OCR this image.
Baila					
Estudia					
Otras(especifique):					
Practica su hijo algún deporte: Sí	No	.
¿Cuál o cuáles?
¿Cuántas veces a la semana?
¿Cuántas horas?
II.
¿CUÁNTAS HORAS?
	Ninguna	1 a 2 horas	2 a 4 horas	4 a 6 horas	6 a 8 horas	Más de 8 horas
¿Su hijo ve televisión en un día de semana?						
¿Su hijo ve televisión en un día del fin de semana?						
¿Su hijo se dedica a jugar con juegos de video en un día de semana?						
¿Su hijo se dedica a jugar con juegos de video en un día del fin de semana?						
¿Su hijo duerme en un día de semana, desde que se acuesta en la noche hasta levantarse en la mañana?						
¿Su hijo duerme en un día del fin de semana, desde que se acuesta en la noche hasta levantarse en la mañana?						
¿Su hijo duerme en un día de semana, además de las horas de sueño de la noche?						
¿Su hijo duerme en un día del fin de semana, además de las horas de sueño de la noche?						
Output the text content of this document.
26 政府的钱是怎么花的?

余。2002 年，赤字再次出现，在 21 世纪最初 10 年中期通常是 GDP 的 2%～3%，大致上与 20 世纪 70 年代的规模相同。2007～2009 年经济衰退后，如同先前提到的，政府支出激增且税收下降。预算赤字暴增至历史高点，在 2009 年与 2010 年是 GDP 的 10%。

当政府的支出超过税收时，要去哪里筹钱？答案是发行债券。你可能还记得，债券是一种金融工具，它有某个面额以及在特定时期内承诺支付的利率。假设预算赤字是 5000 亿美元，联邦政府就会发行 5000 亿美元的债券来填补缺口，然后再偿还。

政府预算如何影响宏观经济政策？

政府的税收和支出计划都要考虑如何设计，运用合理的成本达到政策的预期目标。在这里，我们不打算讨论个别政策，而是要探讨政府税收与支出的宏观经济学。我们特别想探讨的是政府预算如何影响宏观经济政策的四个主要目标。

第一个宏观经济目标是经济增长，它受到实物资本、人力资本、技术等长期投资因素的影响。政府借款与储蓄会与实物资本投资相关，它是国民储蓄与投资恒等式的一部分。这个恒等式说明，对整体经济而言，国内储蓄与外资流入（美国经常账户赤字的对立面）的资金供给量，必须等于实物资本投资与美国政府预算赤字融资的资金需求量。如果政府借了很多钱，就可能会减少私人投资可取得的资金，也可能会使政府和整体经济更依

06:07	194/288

━━━

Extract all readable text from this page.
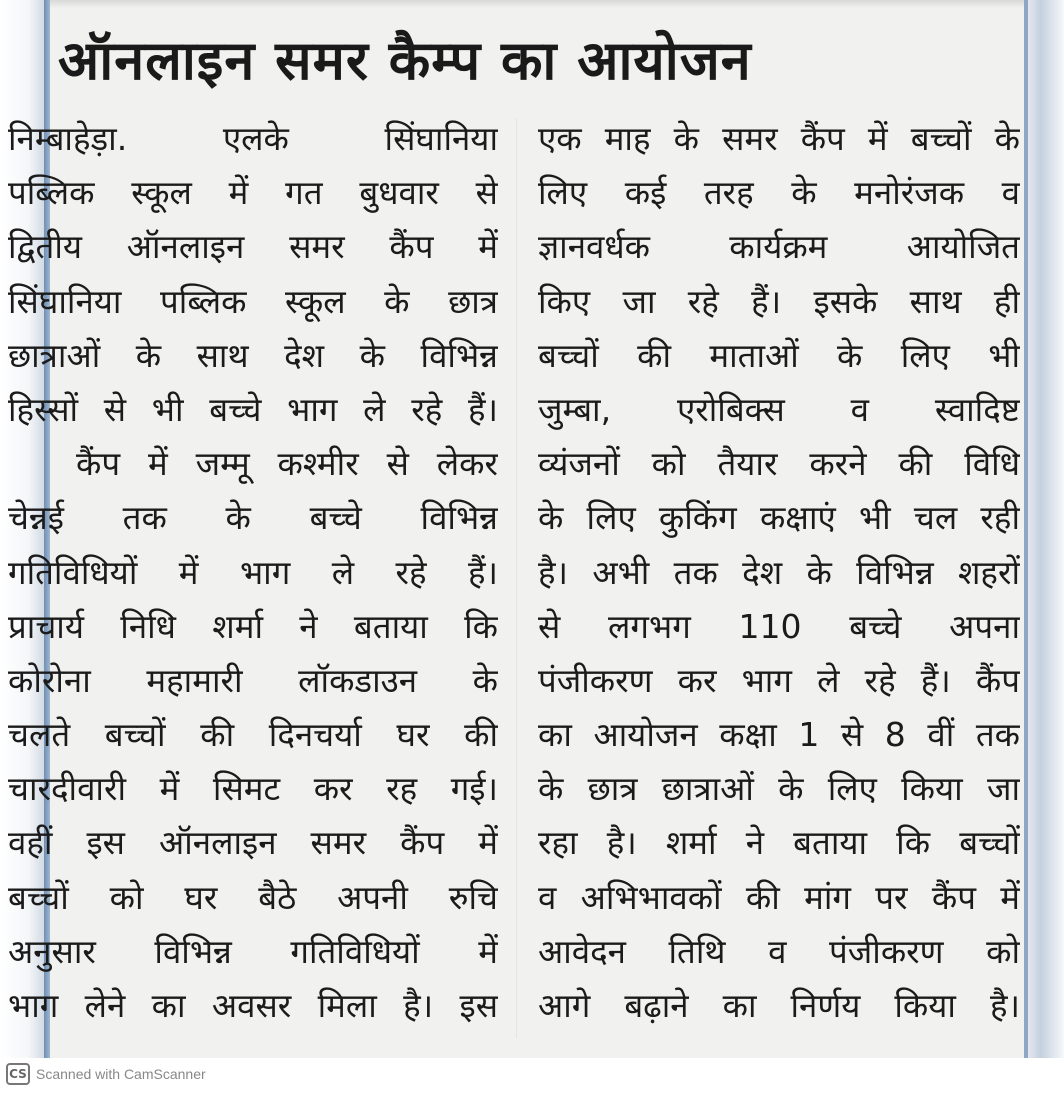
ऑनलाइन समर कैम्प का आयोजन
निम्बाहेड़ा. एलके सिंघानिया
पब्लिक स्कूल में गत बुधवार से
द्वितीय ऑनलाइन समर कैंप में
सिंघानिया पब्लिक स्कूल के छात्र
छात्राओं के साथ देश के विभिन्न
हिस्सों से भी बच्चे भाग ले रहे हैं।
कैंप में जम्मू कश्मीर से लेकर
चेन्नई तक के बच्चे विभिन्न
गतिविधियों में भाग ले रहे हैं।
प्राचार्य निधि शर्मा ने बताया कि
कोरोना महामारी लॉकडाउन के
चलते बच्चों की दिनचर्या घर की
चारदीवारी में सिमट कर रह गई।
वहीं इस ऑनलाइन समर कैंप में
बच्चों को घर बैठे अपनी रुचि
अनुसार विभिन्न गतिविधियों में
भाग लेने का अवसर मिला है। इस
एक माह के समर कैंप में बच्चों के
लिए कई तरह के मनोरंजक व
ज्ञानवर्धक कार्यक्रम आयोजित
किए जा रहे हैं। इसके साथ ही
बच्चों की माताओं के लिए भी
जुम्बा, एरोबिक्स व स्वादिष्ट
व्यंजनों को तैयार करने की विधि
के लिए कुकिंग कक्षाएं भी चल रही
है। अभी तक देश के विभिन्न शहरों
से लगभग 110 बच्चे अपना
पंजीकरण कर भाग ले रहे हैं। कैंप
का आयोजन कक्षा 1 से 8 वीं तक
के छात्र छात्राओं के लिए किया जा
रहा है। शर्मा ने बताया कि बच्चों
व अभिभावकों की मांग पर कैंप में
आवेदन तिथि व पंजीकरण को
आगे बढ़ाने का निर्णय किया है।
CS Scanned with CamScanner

━━━

## PROBLEM STATEMENT
Make a copy of each line that contains the string "televisión".

## RESULT FOR THIS TASK
¿Su hijo ve televisión en un día de semana?						
¿Su hijo ve televisión en un día del fin de semana?						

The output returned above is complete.